_DIRECTIVE:_
Gather all lines from the material that contain "name".

_DATA FOR THE TASK:_
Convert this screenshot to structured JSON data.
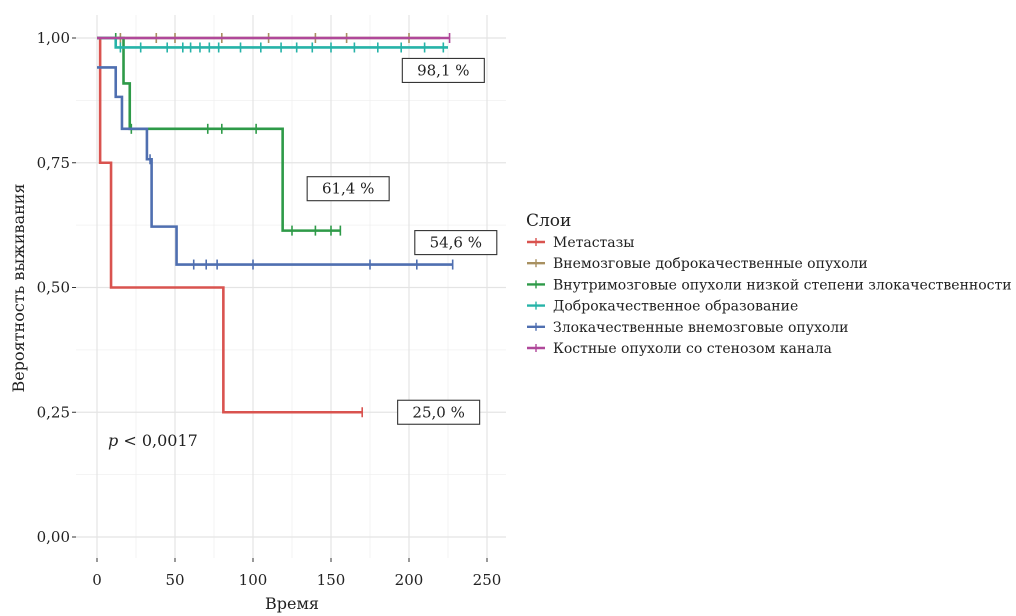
{
  "chart_data": {
    "type": "line",
    "subtype": "kaplan-meier",
    "xlabel": "Время",
    "ylabel": "Вероятность выживания",
    "xlim": [
      0,
      250
    ],
    "ylim": [
      0,
      1
    ],
    "x_ticks": [
      "0",
      "50",
      "100",
      "150",
      "200",
      "250"
    ],
    "y_ticks": [
      "0,00",
      "0,25",
      "0,50",
      "0,75",
      "1,00"
    ],
    "grid": true,
    "legend": {
      "title": "Слои",
      "placement": "right"
    },
    "p_value": {
      "prefix": "p",
      "text": " < 0,0017"
    },
    "series": [
      {
        "name": "Метастазы",
        "color": "#d9534f",
        "steps": [
          [
            0,
            1.0
          ],
          [
            2,
            0.75
          ],
          [
            9,
            0.5
          ],
          [
            81,
            0.25
          ],
          [
            170,
            0.25
          ]
        ],
        "censored": [
          170
        ]
      },
      {
        "name": "Внемозговые доброкачественные опухоли",
        "color": "#a89060",
        "steps": [
          [
            0,
            1.0
          ],
          [
            220,
            1.0
          ]
        ],
        "censored": [
          15,
          38,
          50,
          80,
          110,
          140,
          160,
          200
        ]
      },
      {
        "name": "Внутримозговые опухоли низкой степени злокачественности",
        "color": "#2e9a48",
        "steps": [
          [
            0,
            1.0
          ],
          [
            17,
            0.909
          ],
          [
            21,
            0.818
          ],
          [
            119,
            0.614
          ],
          [
            156,
            0.614
          ]
        ],
        "censored": [
          12,
          22,
          71,
          80,
          102,
          125,
          140,
          150,
          156
        ]
      },
      {
        "name": "Доброкачественное образование",
        "color": "#26b3a8",
        "steps": [
          [
            0,
            1.0
          ],
          [
            12,
            0.981
          ],
          [
            225,
            0.981
          ]
        ],
        "censored": [
          15,
          28,
          45,
          55,
          60,
          66,
          72,
          78,
          92,
          105,
          118,
          128,
          138,
          150,
          165,
          180,
          195,
          210,
          222
        ]
      },
      {
        "name": "Злокачественные внемозговые опухоли",
        "color": "#4f6fb0",
        "steps": [
          [
            0,
            0.941
          ],
          [
            12,
            0.882
          ],
          [
            16,
            0.818
          ],
          [
            32,
            0.757
          ],
          [
            35,
            0.622
          ],
          [
            51,
            0.546
          ],
          [
            228,
            0.546
          ]
        ],
        "censored": [
          34,
          62,
          70,
          77,
          100,
          175,
          205,
          228
        ]
      },
      {
        "name": "Костные опухоли со стенозом канала",
        "color": "#b0489a",
        "steps": [
          [
            0,
            1.0
          ],
          [
            226,
            1.0
          ]
        ],
        "censored": [
          226
        ]
      }
    ],
    "annotations": [
      {
        "text": "98,1 %",
        "x": 222,
        "y": 0.935
      },
      {
        "text": "61,4 %",
        "x": 161,
        "y": 0.698
      },
      {
        "text": "54,6 %",
        "x": 230,
        "y": 0.59
      },
      {
        "text": "25,0 %",
        "x": 219,
        "y": 0.25
      }
    ]
  }
}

_EXERCISE RESULT:_
        "name": "Метастазы",
        "name": "Внемозговые доброкачественные опухоли",
        "name": "Внутримозговые опухоли низкой степени злокачественности",
        "name": "Доброкачественное образование",
        "name": "Злокачественные внемозговые опухоли",
        "name": "Костные опухоли со стенозом канала",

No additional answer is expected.